>> start PROVIDED DATA

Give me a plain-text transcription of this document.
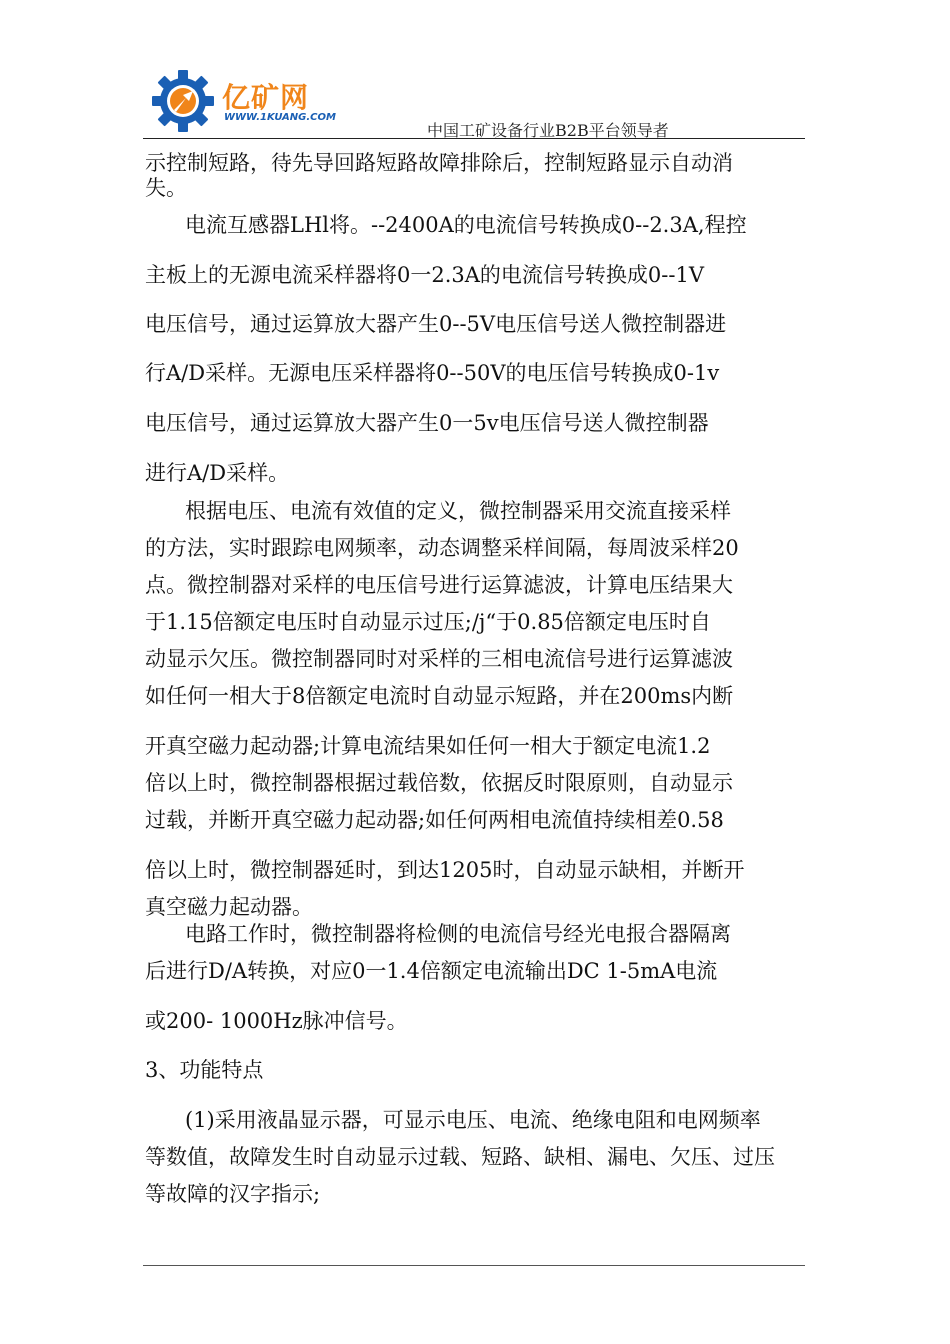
亿矿网
WWW.1KUANG.COM
中国工矿设备行业B2B平台领导者
示控制短路，待先导回路短路故障排除后，控制短路显示自动消
失。
电流互感器LHl将。--2400A的电流信号转换成0--2.3A,程控
主板上的无源电流采样器将0一2.3A的电流信号转换成0--1V
电压信号，通过运算放大器产生0--5V电压信号送人微控制器进
行A/D采样。无源电压采样器将0--50V的电压信号转换成0-1v
电压信号，通过运算放大器产生0一5v电压信号送人微控制器
进行A/D采样。
根据电压、电流有效值的定义，微控制器采用交流直接采样
的方法，实时跟踪电网频率，动态调整采样间隔，每周波采样20
点。微控制器对采样的电压信号进行运算滤波，计算电压结果大
于1.15倍额定电压时自动显示过压;/j“于0.85倍额定电压时自
动显示欠压。微控制器同时对采样的三相电流信号进行运算滤波
如任何一相大于8倍额定电流时自动显示短路，并在200ms内断
开真空磁力起动器;计算电流结果如任何一相大于额定电流1.2
倍以上时，微控制器根据过载倍数，依据反时限原则，自动显示
过载，并断开真空磁力起动器;如任何两相电流值持续相差0.58
倍以上时，微控制器延时，到达1205时，自动显示缺相，并断开
真空磁力起动器。
电路工作时，微控制器将检侧的电流信号经光电报合器隔离
后进行D/A转换，对应0一1.4倍额定电流输出DC 1-5mA电流
或200- 1000Hz脉冲信号。
3、功能特点
(1)采用液晶显示器，可显示电压、电流、绝缘电阻和电网频率
等数值，故障发生时自动显示过载、短路、缺相、漏电、欠压、过压
等故障的汉字指示;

>> end PROVIDED DATA

### YOUR INSTRUCTIONS:
Copy each line holding the word "倍以上时" from the listing above.

### THE OUTPUT:
倍以上时，微控制器根据过载倍数，依据反时限原则，自动显示
倍以上时，微控制器延时，到达1205时，自动显示缺相，并断开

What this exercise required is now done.